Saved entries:
↓↓↓
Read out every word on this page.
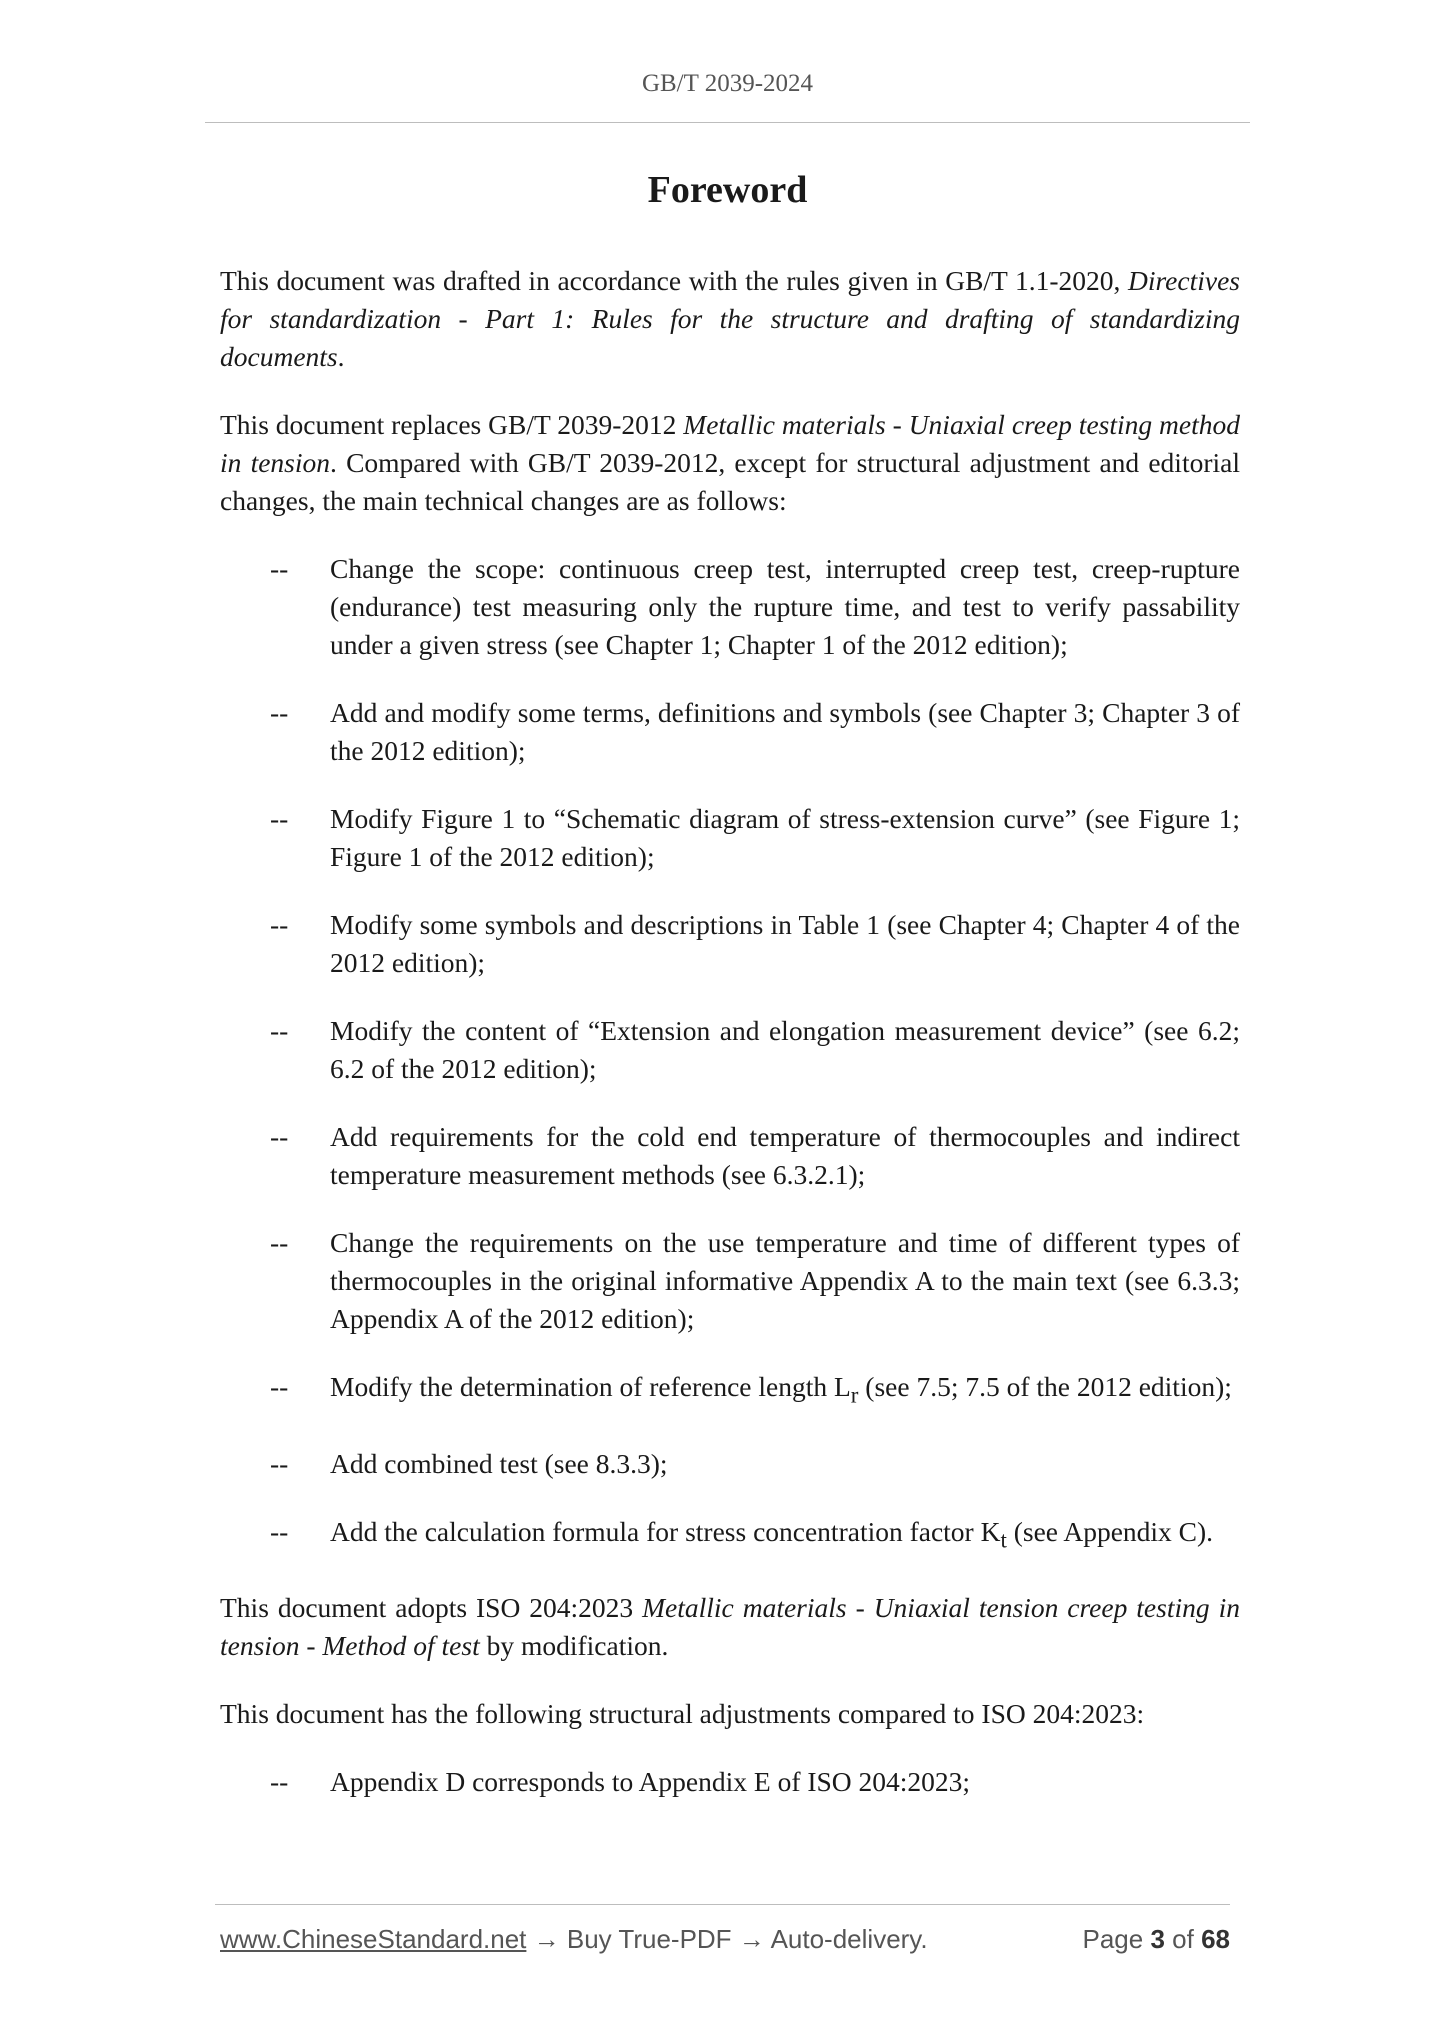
GB/T 2039-2024
Foreword

This document was drafted in accordance with the rules given in GB/T 1.1-2020, Directives for standardization - Part 1: Rules for the structure and drafting of standardizing documents.

This document replaces GB/T 2039-2012 Metallic materials - Uniaxial creep testing method in tension. Compared with GB/T 2039-2012, except for structural adjustment and editorial changes, the main technical changes are as follows:

-- Change the scope: continuous creep test, interrupted creep test, creep-rupture (endurance) test measuring only the rupture time, and test to verify passability under a given stress (see Chapter 1; Chapter 1 of the 2012 edition);
-- Add and modify some terms, definitions and symbols (see Chapter 3; Chapter 3 of the 2012 edition);
-- Modify Figure 1 to “Schematic diagram of stress-extension curve” (see Figure 1; Figure 1 of the 2012 edition);
-- Modify some symbols and descriptions in Table 1 (see Chapter 4; Chapter 4 of the 2012 edition);
-- Modify the content of “Extension and elongation measurement device” (see 6.2; 6.2 of the 2012 edition);
-- Add requirements for the cold end temperature of thermocouples and indirect temperature measurement methods (see 6.3.2.1);
-- Change the requirements on the use temperature and time of different types of thermocouples in the original informative Appendix A to the main text (see 6.3.3; Appendix A of the 2012 edition);
-- Modify the determination of reference length $L_r$ (see 7.5; 7.5 of the 2012 edition);
-- Add combined test (see 8.3.3);
-- Add the calculation formula for stress concentration factor $K_t$ (see Appendix C).

This document adopts ISO 204:2023 Metallic materials - Uniaxial tension creep testing in tension - Method of test by modification.

This document has the following structural adjustments compared to ISO 204:2023:

-- Appendix D corresponds to Appendix E of ISO 204:2023;
www.ChineseStandard.net → Buy True-PDF → Auto-delivery.	Page 3 of 68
↑↑↑
**Exercise details:** The word "some" appears in how many lines of the records? Give the number only.

**Answer to this task:** 2